** WORK TO DO **
Gather each line containing the string "blur" from these entries.

** GIVEN DATA **
===============
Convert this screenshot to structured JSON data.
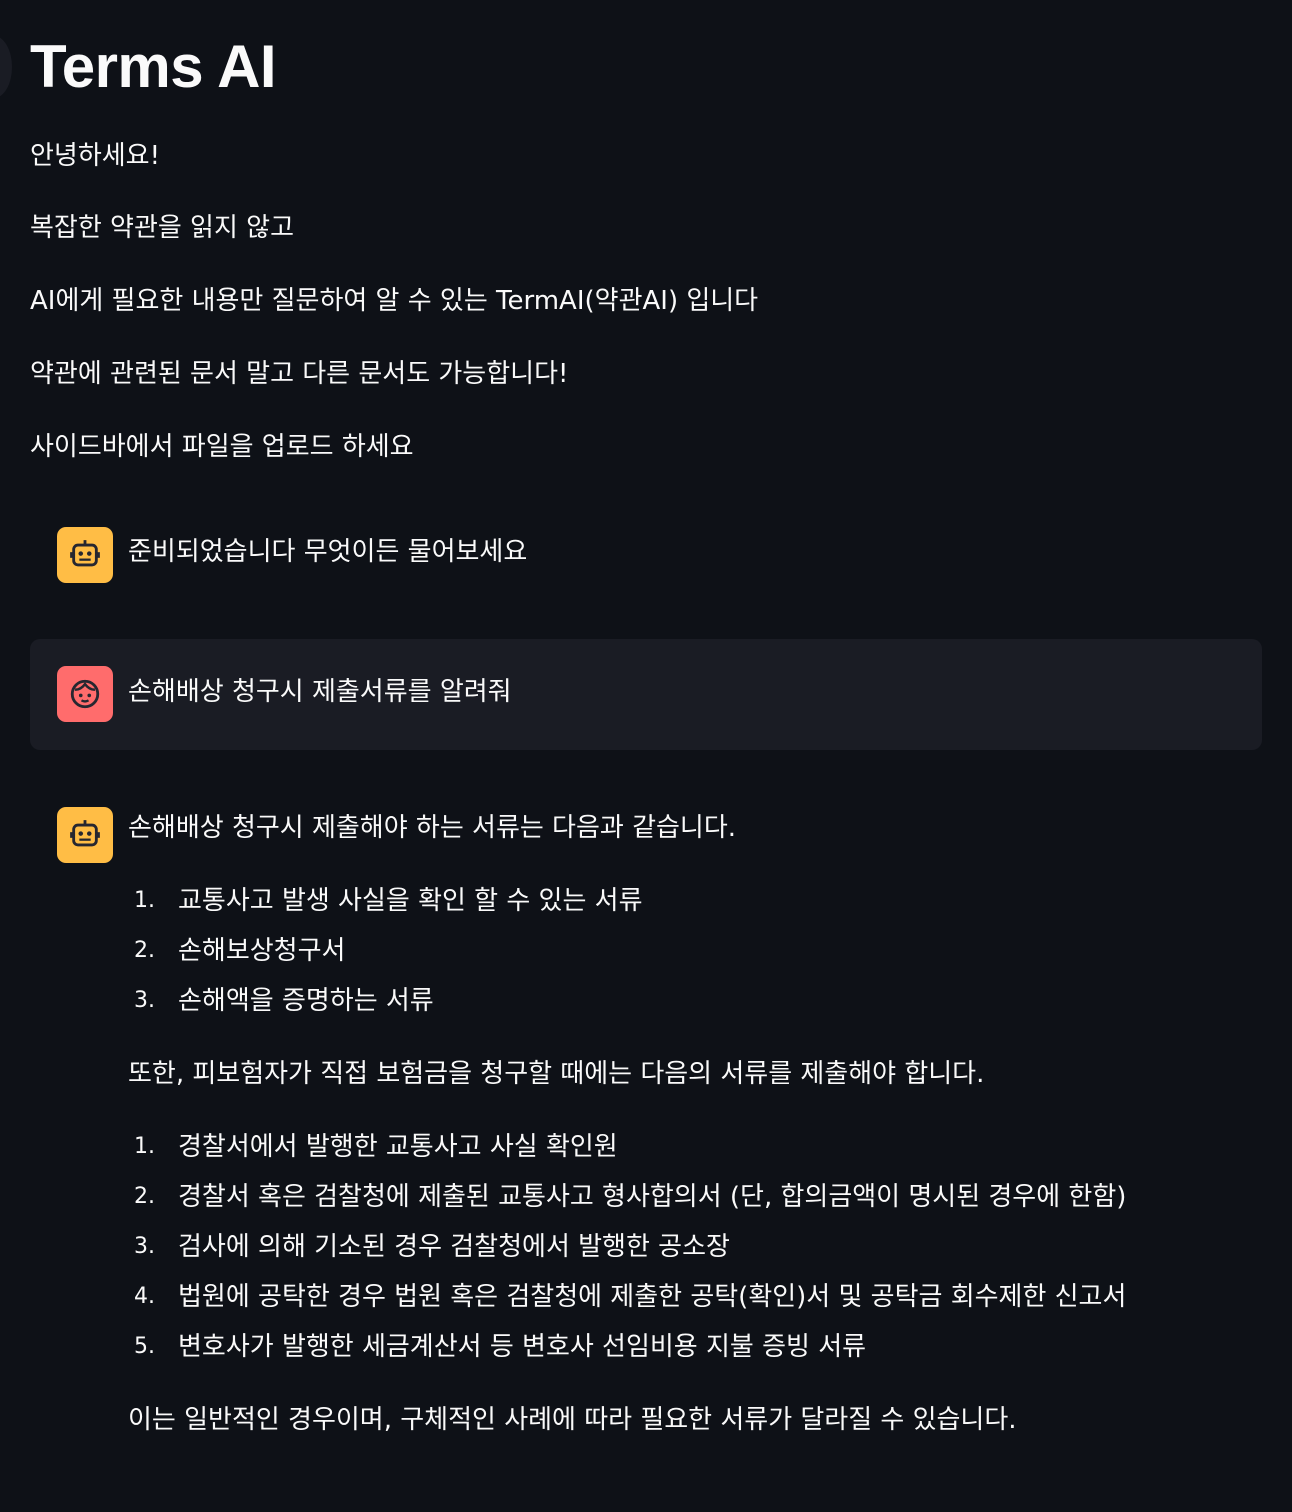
{
  "app": {
    "title": "Terms AI"
  },
  "intro": [
    "안녕하세요!",
    "복잡한 약관을 읽지 않고",
    "AI에게 필요한 내용만 질문하여 알 수 있는 TermAI(약관AI) 입니다",
    "약관에 관련된 문서 말고 다른 문서도 가능합니다!",
    "사이드바에서 파일을 업로드 하세요"
  ],
  "chat": {
    "bot_greeting": "준비되었습니다 무엇이든 물어보세요",
    "user_question": "손해배상 청구시 제출서류를 알려줘",
    "answer_intro": "손해배상 청구시 제출해야 하는 서류는 다음과 같습니다.",
    "list1": [
      {
        "num": "1.",
        "text": "교통사고 발생 사실을 확인 할 수 있는 서류"
      },
      {
        "num": "2.",
        "text": "손해보상청구서"
      },
      {
        "num": "3.",
        "text": "손해액을 증명하는 서류"
      }
    ],
    "answer_middle": "또한, 피보험자가 직접 보험금을 청구할 때에는 다음의 서류를 제출해야 합니다.",
    "list2": [
      {
        "num": "1.",
        "text": "경찰서에서 발행한 교통사고 사실 확인원"
      },
      {
        "num": "2.",
        "text": "경찰서 혹은 검찰청에 제출된 교통사고 형사합의서 (단, 합의금액이 명시된 경우에 한함)"
      },
      {
        "num": "3.",
        "text": "검사에 의해 기소된 경우 검찰청에서 발행한 공소장"
      },
      {
        "num": "4.",
        "text": "법원에 공탁한 경우 법원 혹은 검찰청에 제출한 공탁(확인)서 및 공탁금 회수제한 신고서"
      },
      {
        "num": "5.",
        "text": "변호사가 발행한 세금계산서 등 변호사 선임비용 지불 증빙 서류"
      }
    ],
    "answer_outro": "이는 일반적인 경우이며, 구체적인 사례에 따라 필요한 서류가 달라질 수 있습니다."
  },
  "icons": {
    "bot_avatar": "robot-icon",
    "user_avatar": "face-icon"
  },
  "colors": {
    "background": "#0e1117",
    "bot_avatar": "#ffbd45",
    "user_avatar": "#ff6c6c",
    "user_bubble": "#1a1c24",
    "text": "#fafafa"
  }
}
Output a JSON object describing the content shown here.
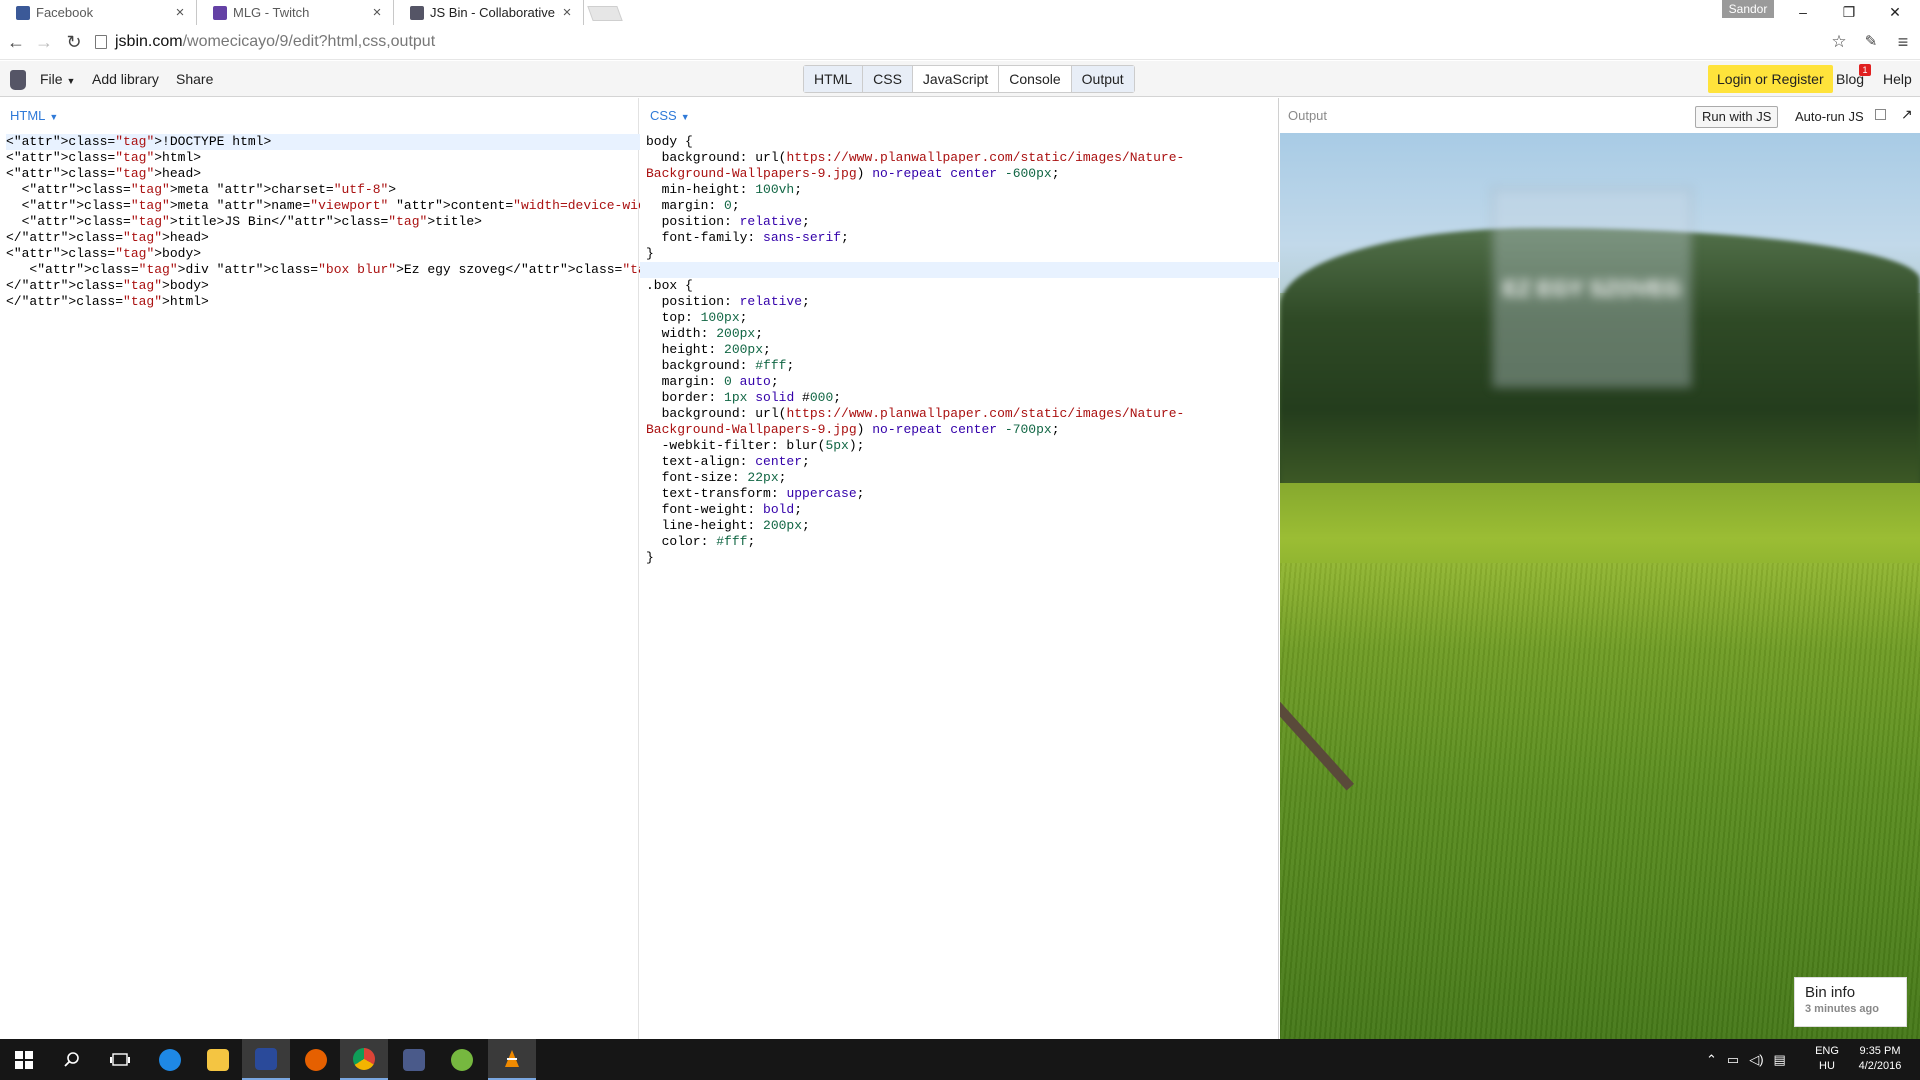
{
  "browser": {
    "tabs": [
      {
        "title": "Facebook",
        "favicon_color": "#3b5998",
        "active": false
      },
      {
        "title": "MLG - Twitch",
        "favicon_color": "#6441a5",
        "active": false
      },
      {
        "title": "JS Bin - Collaborative Java",
        "favicon_color": "#555566",
        "active": true
      }
    ],
    "profile": "Sandor",
    "url_host": "jsbin.com",
    "url_path": "/womecicayo/9/edit?html,css,output"
  },
  "jsbin": {
    "menu": {
      "file": "File",
      "add_library": "Add library",
      "share": "Share"
    },
    "panel_buttons": [
      "HTML",
      "CSS",
      "JavaScript",
      "Console",
      "Output"
    ],
    "login": "Login or Register",
    "blog": "Blog",
    "blog_badge": "1",
    "help": "Help",
    "html_label": "HTML",
    "css_label": "CSS",
    "output_label": "Output",
    "run_button": "Run with JS",
    "autorun": "Auto-run JS",
    "box_text": "Ez egy szoveg",
    "bin_info_title": "Bin info",
    "bin_info_time": "3 minutes ago"
  },
  "html_code": [
    "<!DOCTYPE html>",
    "<html>",
    "<head>",
    "  <meta charset=\"utf-8\">",
    "  <meta name=\"viewport\" content=\"width=device-width\">",
    "  <title>JS Bin</title>",
    "</head>",
    "<body>",
    "   <div class=\"box blur\">Ez egy szoveg</div>",
    "</body>",
    "</html>"
  ],
  "css_code": [
    "body {",
    "  background: url(https://www.planwallpaper.com/static/images/Nature-",
    "Background-Wallpapers-9.jpg) no-repeat center -600px;",
    "  min-height: 100vh;",
    "  margin: 0;",
    "  position: relative;",
    "  font-family: sans-serif;",
    "}",
    "",
    ".box {",
    "  position: relative;",
    "  top: 100px;",
    "  width: 200px;",
    "  height: 200px;",
    "  background: #fff;",
    "  margin: 0 auto;",
    "  border: 1px solid #000;",
    "  background: url(https://www.planwallpaper.com/static/images/Nature-",
    "Background-Wallpapers-9.jpg) no-repeat center -700px;",
    "  -webkit-filter: blur(5px);",
    "  text-align: center;",
    "  font-size: 22px;",
    "  text-transform: uppercase;",
    "  font-weight: bold;",
    "  line-height: 200px;",
    "  color: #fff;",
    "}"
  ],
  "taskbar": {
    "lang_top": "ENG",
    "lang_bottom": "HU",
    "time": "9:35 PM",
    "date": "4/2/2016"
  }
}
===============
** RESULT OF THE EXERCISE **
    "   <div class=\"box blur\">Ez egy szoveg</div>",
    "  -webkit-filter: blur(5px);",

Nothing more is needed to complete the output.